• _Written task_: Write out every one of the rows below verbatim, keeping each character and line break unchanged.

Spatial layout entries:
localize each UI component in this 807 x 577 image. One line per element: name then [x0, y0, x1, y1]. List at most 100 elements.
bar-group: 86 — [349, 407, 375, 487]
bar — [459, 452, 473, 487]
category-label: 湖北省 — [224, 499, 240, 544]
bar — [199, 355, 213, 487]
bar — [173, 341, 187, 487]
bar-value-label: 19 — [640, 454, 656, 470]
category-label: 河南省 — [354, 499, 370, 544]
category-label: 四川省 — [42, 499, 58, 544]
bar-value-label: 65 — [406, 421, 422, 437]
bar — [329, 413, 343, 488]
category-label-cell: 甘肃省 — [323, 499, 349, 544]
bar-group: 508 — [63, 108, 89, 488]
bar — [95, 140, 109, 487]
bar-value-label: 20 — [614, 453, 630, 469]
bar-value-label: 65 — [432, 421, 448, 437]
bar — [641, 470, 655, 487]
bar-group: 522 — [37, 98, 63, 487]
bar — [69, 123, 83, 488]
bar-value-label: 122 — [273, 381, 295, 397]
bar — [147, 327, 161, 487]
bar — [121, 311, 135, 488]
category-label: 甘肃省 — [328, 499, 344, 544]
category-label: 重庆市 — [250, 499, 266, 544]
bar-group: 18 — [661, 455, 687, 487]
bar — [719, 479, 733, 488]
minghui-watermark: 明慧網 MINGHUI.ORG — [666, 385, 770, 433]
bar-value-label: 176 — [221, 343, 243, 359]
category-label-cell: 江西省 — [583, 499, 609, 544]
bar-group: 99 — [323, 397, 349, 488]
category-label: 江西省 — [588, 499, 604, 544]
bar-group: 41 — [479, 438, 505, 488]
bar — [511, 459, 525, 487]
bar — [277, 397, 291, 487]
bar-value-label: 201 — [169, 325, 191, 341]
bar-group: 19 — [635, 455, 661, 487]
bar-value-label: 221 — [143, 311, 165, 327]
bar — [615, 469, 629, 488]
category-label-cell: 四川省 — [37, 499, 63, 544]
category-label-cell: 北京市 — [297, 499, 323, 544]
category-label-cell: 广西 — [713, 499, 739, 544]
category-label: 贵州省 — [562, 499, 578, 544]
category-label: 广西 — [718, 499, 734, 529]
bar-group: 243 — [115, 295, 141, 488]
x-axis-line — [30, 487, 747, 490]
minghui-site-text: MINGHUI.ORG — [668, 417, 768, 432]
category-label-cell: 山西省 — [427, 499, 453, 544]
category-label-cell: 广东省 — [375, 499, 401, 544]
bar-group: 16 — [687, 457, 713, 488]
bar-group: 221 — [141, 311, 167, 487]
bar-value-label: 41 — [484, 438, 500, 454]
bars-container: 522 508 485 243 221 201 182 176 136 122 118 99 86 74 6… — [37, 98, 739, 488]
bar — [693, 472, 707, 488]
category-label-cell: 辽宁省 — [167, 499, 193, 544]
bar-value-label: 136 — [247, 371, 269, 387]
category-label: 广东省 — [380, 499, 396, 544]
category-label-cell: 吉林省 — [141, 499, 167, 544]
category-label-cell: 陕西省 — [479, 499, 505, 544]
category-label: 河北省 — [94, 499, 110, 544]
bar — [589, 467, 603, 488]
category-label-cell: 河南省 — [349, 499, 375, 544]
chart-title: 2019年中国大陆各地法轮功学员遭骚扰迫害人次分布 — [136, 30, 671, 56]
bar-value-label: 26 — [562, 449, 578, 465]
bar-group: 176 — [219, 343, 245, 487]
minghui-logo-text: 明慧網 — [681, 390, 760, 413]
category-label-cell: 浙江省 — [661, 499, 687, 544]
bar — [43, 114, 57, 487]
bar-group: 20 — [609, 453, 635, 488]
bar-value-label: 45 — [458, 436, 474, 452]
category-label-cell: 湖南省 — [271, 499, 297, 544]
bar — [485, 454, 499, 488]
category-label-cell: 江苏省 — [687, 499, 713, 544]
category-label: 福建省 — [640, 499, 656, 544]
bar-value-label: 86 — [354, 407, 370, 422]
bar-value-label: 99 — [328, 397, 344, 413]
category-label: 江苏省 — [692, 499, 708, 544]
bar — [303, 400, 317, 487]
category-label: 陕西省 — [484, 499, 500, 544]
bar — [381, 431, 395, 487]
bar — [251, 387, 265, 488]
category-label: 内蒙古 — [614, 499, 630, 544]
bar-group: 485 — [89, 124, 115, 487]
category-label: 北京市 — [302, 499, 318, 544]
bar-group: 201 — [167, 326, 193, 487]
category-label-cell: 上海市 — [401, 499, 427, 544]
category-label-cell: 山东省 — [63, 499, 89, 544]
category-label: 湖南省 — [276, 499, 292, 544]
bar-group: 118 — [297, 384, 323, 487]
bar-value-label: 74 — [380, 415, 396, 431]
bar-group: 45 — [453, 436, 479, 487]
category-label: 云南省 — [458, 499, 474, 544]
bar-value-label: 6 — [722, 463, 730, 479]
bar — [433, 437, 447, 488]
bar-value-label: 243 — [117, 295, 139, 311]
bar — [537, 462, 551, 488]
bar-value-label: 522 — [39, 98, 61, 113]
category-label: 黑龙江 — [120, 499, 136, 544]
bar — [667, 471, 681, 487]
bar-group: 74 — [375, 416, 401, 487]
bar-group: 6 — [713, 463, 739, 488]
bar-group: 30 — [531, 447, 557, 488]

• _Expected answer_:
localize each UI component in this 807 x 577 image. One line per element: name then [x0, y0, x1, y1]. List at most 100 elements.
bar-group: 86 — [349, 407, 375, 487]
bar — [459, 452, 473, 487]
category-label: 湖北省 — [224, 499, 240, 544]
bar — [199, 355, 213, 487]
bar — [173, 341, 187, 487]
bar-value-label: 19 — [640, 454, 656, 470]
category-label: 河南省 — [354, 499, 370, 544]
category-label: 四川省 — [42, 499, 58, 544]
bar-value-label: 65 — [406, 421, 422, 437]
bar — [329, 413, 343, 488]
category-label-cell: 甘肃省 — [323, 499, 349, 544]
bar-group: 508 — [63, 108, 89, 488]
bar — [95, 140, 109, 487]
bar-value-label: 20 — [614, 453, 630, 469]
bar-value-label: 65 — [432, 421, 448, 437]
bar — [641, 470, 655, 487]
bar-group: 522 — [37, 98, 63, 487]
bar — [69, 123, 83, 488]
bar-value-label: 122 — [273, 381, 295, 397]
bar — [147, 327, 161, 487]
bar — [121, 311, 135, 488]
category-label: 甘肃省 — [328, 499, 344, 544]
category-label: 重庆市 — [250, 499, 266, 544]
bar-group: 18 — [661, 455, 687, 487]
bar — [719, 479, 733, 488]
minghui-watermark: 明慧網 MINGHUI.ORG — [666, 385, 770, 433]
bar-value-label: 176 — [221, 343, 243, 359]
category-label-cell: 江西省 — [583, 499, 609, 544]
bar-group: 99 — [323, 397, 349, 488]
category-label: 江西省 — [588, 499, 604, 544]
bar-group: 41 — [479, 438, 505, 488]
bar — [511, 459, 525, 487]
bar — [277, 397, 291, 487]
bar-value-label: 201 — [169, 325, 191, 341]
bar-group: 19 — [635, 455, 661, 487]
bar-value-label: 221 — [143, 311, 165, 327]
bar — [615, 469, 629, 488]
category-label-cell: 四川省 — [37, 499, 63, 544]
category-label-cell: 北京市 — [297, 499, 323, 544]
category-label-cell: 广西 — [713, 499, 739, 544]
category-label: 贵州省 — [562, 499, 578, 544]
category-label: 广西 — [718, 499, 734, 529]
bar-group: 243 — [115, 295, 141, 488]
x-axis-line — [30, 487, 747, 490]
minghui-site-text: MINGHUI.ORG — [668, 417, 768, 432]
category-label-cell: 山西省 — [427, 499, 453, 544]
category-label-cell: 广东省 — [375, 499, 401, 544]
bar-group: 16 — [687, 457, 713, 488]
bar-group: 221 — [141, 311, 167, 487]
bar-value-label: 41 — [484, 438, 500, 454]
bars-container: 522 508 485 243 221 201 182 176 136 122 118 99 86 74 6… — [37, 98, 739, 488]
bar — [693, 472, 707, 488]
category-label-cell: 辽宁省 — [167, 499, 193, 544]
bar-value-label: 136 — [247, 371, 269, 387]
category-label: 广东省 — [380, 499, 396, 544]
category-label-cell: 吉林省 — [141, 499, 167, 544]
category-label-cell: 陕西省 — [479, 499, 505, 544]
category-label: 河北省 — [94, 499, 110, 544]
bar — [589, 467, 603, 488]
category-label-cell: 河南省 — [349, 499, 375, 544]
chart-title: 2019年中国大陆各地法轮功学员遭骚扰迫害人次分布 — [136, 30, 671, 56]
bar-value-label: 26 — [562, 449, 578, 465]
bar-group: 176 — [219, 343, 245, 487]
minghui-logo-text: 明慧網 — [681, 390, 760, 413]
category-label-cell: 浙江省 — [661, 499, 687, 544]
bar — [43, 114, 57, 487]
bar-group: 20 — [609, 453, 635, 488]
bar-value-label: 45 — [458, 436, 474, 452]
category-label-cell: 湖南省 — [271, 499, 297, 544]
bar — [485, 454, 499, 488]
category-label-cell: 江苏省 — [687, 499, 713, 544]
category-label: 福建省 — [640, 499, 656, 544]
bar-value-label: 86 — [354, 407, 370, 422]
bar-value-label: 99 — [328, 397, 344, 413]
category-label: 江苏省 — [692, 499, 708, 544]
bar — [303, 400, 317, 487]
category-label: 陕西省 — [484, 499, 500, 544]
bar — [381, 431, 395, 487]
bar — [251, 387, 265, 488]
category-label: 内蒙古 — [614, 499, 630, 544]
bar-group: 485 — [89, 124, 115, 487]
category-label: 北京市 — [302, 499, 318, 544]
bar-group: 201 — [167, 326, 193, 487]
category-label-cell: 上海市 — [401, 499, 427, 544]
category-label-cell: 山东省 — [63, 499, 89, 544]
category-label: 湖南省 — [276, 499, 292, 544]
bar-group: 118 — [297, 384, 323, 487]
bar-value-label: 74 — [380, 415, 396, 431]
bar-group: 45 — [453, 436, 479, 487]
category-label: 云南省 — [458, 499, 474, 544]
bar-value-label: 6 — [722, 463, 730, 479]
bar — [433, 437, 447, 488]
bar-value-label: 243 — [117, 295, 139, 311]
bar — [537, 462, 551, 488]
bar-value-label: 522 — [39, 98, 61, 113]
category-label: 黑龙江 — [120, 499, 136, 544]
bar — [667, 471, 681, 487]
bar-group: 74 — [375, 416, 401, 487]
bar-group: 6 — [713, 463, 739, 488]
bar-group: 30 — [531, 447, 557, 488]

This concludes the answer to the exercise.